■ RECORD EXTRACTS
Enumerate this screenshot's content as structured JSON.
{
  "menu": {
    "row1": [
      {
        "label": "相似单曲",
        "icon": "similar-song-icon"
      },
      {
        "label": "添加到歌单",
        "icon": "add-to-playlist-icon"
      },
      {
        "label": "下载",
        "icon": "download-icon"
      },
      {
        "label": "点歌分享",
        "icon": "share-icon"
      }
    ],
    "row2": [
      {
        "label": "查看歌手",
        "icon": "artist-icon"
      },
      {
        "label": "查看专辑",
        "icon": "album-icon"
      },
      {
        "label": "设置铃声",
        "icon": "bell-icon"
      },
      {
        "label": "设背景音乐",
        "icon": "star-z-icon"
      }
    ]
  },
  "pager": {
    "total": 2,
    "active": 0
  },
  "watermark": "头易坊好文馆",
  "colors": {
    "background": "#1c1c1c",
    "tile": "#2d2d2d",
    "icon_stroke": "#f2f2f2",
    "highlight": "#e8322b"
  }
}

* * *

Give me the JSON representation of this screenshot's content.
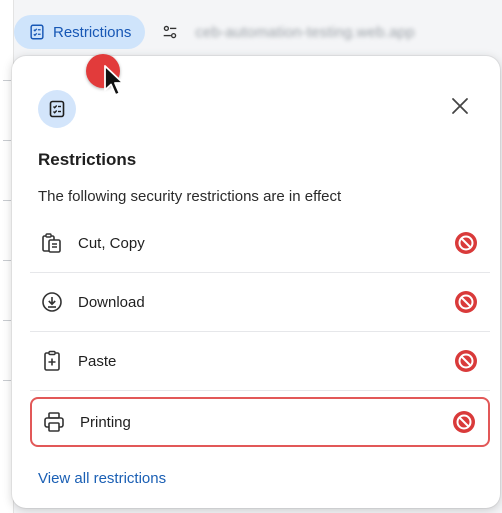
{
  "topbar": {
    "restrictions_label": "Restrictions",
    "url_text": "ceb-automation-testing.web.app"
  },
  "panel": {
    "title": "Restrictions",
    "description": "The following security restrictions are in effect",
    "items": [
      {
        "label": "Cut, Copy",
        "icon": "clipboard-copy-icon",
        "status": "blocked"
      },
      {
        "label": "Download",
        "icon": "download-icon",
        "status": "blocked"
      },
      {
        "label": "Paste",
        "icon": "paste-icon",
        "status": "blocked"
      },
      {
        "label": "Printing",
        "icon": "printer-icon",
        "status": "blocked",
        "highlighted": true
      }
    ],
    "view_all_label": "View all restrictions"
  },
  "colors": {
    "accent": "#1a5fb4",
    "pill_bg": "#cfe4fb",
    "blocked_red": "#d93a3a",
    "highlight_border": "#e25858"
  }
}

■ TASK BRIEF
Find the lines with the string "JSON" and reproduce them.

■ CORRECT RESPONSE
Enumerate this screenshot's content as structured JSON.
Give me the JSON representation of this screenshot's content.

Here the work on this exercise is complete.